* _AVAILABLE DATA_
##############################

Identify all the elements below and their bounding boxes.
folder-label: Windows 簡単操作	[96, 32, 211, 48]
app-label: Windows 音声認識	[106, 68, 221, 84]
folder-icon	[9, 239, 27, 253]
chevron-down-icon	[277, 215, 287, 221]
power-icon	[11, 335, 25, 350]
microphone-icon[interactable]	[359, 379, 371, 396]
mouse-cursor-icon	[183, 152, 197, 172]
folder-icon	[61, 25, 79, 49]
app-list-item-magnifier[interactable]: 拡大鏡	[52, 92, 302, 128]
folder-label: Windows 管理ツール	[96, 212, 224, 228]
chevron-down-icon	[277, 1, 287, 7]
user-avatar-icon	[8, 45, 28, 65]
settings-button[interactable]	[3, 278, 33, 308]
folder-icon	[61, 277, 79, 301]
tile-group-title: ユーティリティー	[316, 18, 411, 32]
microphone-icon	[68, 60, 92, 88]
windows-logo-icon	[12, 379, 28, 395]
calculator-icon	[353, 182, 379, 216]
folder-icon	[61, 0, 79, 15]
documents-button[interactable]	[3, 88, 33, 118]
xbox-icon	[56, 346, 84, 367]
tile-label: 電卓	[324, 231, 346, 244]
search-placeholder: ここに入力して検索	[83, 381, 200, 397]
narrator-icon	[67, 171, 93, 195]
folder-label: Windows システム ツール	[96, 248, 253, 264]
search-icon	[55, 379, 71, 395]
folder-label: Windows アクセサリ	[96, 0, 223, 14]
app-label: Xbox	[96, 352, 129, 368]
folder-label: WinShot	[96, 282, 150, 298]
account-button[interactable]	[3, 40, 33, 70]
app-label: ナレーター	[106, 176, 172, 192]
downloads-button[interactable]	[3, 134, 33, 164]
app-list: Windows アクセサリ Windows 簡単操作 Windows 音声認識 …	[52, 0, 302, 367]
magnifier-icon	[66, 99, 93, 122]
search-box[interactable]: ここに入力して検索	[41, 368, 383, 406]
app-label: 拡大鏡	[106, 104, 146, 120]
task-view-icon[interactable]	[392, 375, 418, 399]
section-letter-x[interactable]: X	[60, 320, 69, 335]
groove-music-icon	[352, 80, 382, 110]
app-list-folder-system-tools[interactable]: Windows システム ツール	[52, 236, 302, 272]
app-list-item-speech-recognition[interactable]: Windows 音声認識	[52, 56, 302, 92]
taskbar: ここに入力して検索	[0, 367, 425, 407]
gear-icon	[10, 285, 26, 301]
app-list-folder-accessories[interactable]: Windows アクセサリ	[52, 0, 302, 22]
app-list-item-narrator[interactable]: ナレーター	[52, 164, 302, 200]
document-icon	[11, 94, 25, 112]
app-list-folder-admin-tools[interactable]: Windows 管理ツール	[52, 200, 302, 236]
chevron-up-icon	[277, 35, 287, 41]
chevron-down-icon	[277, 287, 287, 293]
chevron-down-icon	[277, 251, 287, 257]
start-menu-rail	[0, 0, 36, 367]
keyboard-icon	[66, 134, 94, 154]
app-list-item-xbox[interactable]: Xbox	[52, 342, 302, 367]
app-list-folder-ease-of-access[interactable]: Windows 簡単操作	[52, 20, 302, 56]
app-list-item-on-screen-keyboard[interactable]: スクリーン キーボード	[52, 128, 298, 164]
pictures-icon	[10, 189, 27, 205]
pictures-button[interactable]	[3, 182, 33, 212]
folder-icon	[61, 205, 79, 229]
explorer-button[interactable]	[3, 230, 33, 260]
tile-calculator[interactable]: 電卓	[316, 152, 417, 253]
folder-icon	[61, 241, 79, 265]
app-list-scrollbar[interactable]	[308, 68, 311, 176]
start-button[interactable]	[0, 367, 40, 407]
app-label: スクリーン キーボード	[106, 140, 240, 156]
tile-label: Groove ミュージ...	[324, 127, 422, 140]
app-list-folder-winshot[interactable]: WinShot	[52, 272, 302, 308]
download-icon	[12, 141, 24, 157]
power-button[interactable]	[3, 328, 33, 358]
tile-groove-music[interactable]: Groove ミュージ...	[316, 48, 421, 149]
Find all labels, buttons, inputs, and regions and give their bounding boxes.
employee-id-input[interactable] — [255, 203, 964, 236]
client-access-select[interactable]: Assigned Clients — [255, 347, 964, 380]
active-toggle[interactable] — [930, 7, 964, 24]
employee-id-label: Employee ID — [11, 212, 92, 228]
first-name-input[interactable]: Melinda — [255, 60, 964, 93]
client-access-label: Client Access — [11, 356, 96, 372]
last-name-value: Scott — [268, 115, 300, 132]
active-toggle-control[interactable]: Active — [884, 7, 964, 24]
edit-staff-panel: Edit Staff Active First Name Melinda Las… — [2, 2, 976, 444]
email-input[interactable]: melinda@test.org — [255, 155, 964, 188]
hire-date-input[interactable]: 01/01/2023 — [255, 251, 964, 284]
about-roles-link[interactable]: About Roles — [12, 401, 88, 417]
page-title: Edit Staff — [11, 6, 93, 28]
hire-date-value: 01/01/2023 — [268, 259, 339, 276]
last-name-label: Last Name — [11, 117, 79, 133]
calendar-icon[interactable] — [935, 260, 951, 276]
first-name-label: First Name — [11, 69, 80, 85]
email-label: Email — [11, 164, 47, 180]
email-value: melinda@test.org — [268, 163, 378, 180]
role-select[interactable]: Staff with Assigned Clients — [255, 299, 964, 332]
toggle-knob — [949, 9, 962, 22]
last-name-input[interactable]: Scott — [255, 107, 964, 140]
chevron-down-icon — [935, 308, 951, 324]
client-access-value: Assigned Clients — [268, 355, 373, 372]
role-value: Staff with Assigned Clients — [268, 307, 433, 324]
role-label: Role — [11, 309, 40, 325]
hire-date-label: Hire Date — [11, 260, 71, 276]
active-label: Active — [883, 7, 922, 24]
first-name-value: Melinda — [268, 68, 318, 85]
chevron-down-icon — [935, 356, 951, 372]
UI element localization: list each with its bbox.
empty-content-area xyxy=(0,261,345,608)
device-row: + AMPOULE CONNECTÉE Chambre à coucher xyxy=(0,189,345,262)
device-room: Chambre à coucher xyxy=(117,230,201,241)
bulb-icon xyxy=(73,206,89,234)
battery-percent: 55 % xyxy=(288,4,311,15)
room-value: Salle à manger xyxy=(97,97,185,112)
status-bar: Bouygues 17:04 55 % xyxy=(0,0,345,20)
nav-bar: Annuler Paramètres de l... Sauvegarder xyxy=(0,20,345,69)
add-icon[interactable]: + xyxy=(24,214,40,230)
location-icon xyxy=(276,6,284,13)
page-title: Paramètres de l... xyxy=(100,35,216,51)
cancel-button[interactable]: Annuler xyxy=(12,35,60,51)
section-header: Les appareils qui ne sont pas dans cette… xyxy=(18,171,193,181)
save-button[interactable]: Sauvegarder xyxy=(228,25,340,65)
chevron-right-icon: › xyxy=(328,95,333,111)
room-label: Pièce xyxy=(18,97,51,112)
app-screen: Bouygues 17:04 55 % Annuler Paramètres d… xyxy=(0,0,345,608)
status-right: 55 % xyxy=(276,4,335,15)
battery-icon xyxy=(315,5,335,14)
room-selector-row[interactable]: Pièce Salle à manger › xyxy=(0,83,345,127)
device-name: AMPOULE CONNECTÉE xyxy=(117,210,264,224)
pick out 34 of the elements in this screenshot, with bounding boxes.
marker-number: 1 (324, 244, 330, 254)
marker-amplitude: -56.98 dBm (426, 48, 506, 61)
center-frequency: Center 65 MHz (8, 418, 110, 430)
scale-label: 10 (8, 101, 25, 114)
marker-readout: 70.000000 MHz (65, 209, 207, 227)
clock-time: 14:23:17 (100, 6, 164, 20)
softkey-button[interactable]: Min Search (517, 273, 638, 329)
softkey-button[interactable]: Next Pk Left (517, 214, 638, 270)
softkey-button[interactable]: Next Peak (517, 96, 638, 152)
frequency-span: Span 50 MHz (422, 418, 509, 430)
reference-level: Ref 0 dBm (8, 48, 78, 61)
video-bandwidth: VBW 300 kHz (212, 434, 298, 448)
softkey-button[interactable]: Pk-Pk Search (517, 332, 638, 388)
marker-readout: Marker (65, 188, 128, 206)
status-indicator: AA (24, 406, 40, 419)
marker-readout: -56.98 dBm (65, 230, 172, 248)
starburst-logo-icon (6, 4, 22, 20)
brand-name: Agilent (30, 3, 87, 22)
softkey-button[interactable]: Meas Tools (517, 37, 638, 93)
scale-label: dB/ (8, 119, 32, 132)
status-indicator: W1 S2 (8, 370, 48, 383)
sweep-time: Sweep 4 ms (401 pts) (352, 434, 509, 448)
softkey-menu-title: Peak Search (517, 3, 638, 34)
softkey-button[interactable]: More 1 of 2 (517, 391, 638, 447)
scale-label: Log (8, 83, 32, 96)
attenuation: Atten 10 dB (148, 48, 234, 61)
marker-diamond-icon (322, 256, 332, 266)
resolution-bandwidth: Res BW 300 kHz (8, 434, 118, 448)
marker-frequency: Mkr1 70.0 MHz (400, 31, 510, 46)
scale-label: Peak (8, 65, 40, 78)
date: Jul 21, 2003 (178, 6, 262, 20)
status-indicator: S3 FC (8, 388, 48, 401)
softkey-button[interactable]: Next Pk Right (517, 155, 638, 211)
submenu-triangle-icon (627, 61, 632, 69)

##############################

* _YOUR GOAL_
Print the data unchanged, starting at its very first line and stopping after the line that contains "368, 383, 406]", with both of those lines included.

* _ANSWER TO THE TASK_
Identify all the elements below and their bounding boxes.
folder-label: Windows 簡単操作	[96, 32, 211, 48]
app-label: Windows 音声認識	[106, 68, 221, 84]
folder-icon	[9, 239, 27, 253]
chevron-down-icon	[277, 215, 287, 221]
power-icon	[11, 335, 25, 350]
microphone-icon[interactable]	[359, 379, 371, 396]
mouse-cursor-icon	[183, 152, 197, 172]
folder-icon	[61, 25, 79, 49]
app-list-item-magnifier[interactable]: 拡大鏡	[52, 92, 302, 128]
folder-label: Windows 管理ツール	[96, 212, 224, 228]
chevron-down-icon	[277, 1, 287, 7]
user-avatar-icon	[8, 45, 28, 65]
settings-button[interactable]	[3, 278, 33, 308]
folder-icon	[61, 277, 79, 301]
tile-group-title: ユーティリティー	[316, 18, 411, 32]
microphone-icon	[68, 60, 92, 88]
windows-logo-icon	[12, 379, 28, 395]
calculator-icon	[353, 182, 379, 216]
folder-icon	[61, 0, 79, 15]
documents-button[interactable]	[3, 88, 33, 118]
xbox-icon	[56, 346, 84, 367]
tile-label: 電卓	[324, 231, 346, 244]
search-placeholder: ここに入力して検索	[83, 381, 200, 397]
narrator-icon	[67, 171, 93, 195]
folder-label: Windows システム ツール	[96, 248, 253, 264]
search-icon	[55, 379, 71, 395]
folder-label: Windows アクセサリ	[96, 0, 223, 14]
app-label: Xbox	[96, 352, 129, 368]
folder-label: WinShot	[96, 282, 150, 298]
account-button[interactable]	[3, 40, 33, 70]
app-label: ナレーター	[106, 176, 172, 192]
downloads-button[interactable]	[3, 134, 33, 164]
app-list: Windows アクセサリ Windows 簡単操作 Windows 音声認識 …	[52, 0, 302, 367]
magnifier-icon	[66, 99, 93, 122]
search-box[interactable]: ここに入力して検索	[41, 368, 383, 406]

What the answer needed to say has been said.